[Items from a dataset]
^^^^^^^^

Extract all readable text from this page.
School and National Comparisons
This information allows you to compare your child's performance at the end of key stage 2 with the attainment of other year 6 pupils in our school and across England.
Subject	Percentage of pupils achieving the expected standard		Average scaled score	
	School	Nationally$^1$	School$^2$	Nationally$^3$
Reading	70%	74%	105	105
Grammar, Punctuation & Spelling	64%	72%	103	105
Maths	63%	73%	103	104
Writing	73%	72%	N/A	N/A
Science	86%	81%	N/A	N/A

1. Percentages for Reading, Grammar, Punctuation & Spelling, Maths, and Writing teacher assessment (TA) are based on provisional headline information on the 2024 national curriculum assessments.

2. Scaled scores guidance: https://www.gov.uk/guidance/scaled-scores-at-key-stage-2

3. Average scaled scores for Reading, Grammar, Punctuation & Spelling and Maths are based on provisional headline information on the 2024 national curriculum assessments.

^^^^^^^^

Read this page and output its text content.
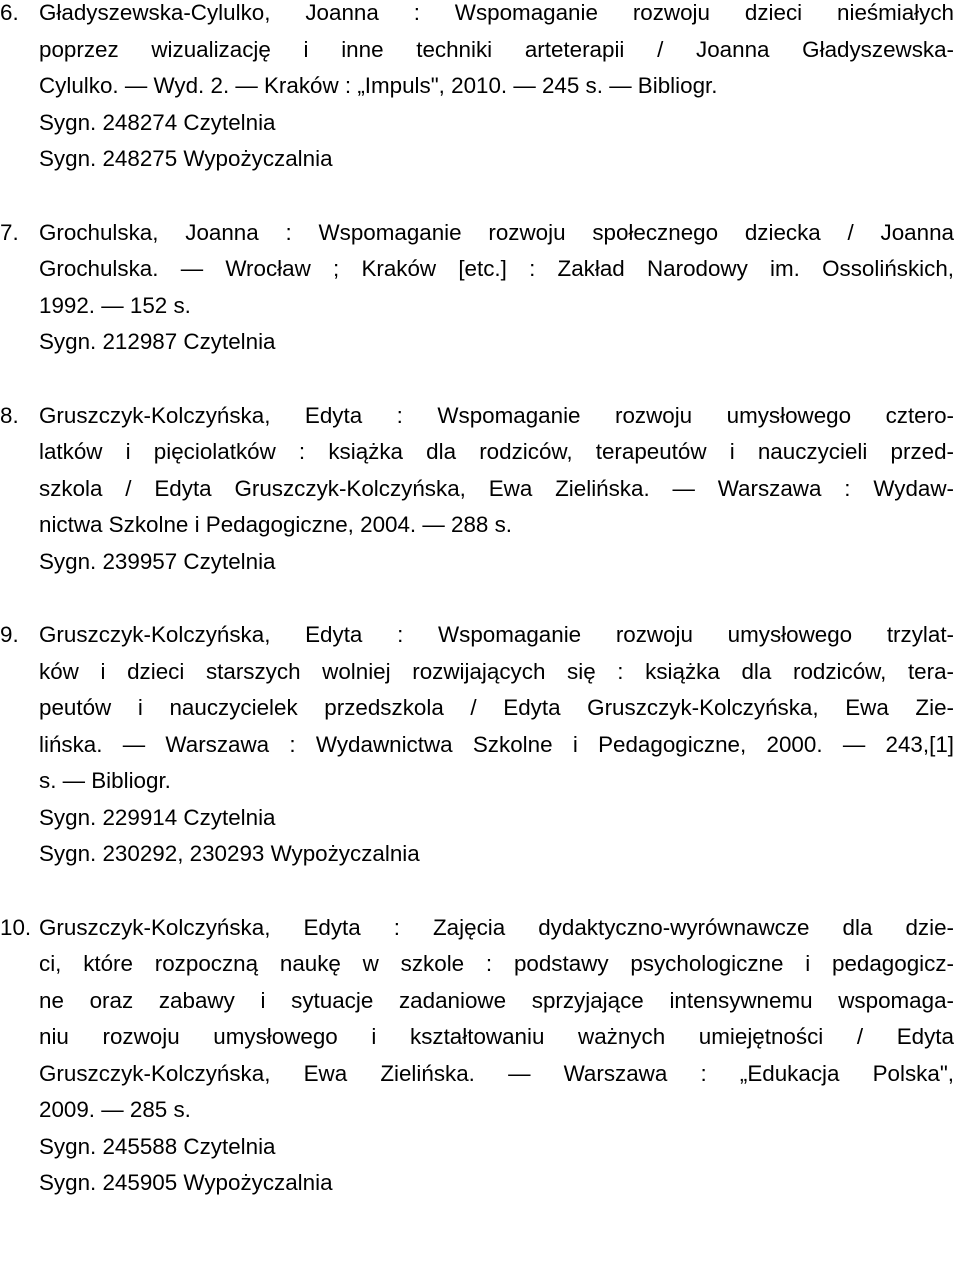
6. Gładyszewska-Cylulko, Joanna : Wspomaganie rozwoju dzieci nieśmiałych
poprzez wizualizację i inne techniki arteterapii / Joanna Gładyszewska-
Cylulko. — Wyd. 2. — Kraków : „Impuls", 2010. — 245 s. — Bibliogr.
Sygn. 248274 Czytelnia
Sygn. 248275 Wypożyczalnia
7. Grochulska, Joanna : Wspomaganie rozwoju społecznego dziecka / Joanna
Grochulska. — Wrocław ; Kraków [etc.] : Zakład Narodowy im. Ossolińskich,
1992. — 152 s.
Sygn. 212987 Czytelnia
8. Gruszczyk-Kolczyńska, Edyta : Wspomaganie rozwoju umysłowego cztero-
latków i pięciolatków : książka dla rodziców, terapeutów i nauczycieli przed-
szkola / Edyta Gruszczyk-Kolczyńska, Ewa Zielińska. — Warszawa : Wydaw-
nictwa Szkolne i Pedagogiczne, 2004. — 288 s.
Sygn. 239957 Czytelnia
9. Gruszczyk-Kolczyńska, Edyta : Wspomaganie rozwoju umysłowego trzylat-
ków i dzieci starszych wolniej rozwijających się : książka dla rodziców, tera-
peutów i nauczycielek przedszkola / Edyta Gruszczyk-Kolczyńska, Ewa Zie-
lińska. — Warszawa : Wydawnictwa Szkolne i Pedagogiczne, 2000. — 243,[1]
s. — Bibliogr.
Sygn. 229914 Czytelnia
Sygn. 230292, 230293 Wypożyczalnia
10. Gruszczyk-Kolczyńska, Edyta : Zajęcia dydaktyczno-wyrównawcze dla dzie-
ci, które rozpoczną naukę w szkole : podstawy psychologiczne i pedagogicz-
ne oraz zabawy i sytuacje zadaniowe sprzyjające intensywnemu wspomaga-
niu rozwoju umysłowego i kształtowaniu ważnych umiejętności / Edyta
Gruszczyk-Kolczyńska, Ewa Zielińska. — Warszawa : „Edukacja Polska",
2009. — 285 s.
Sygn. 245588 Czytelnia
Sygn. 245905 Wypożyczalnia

^^^^^^^^

Task details ▸ Go through the records above, find every line with the word "Wypożyczalnia", and list those lines.

Result of the exercise ▸
Sygn. 248275 Wypożyczalnia
Sygn. 230292, 230293 Wypożyczalnia
Sygn. 245905 Wypożyczalnia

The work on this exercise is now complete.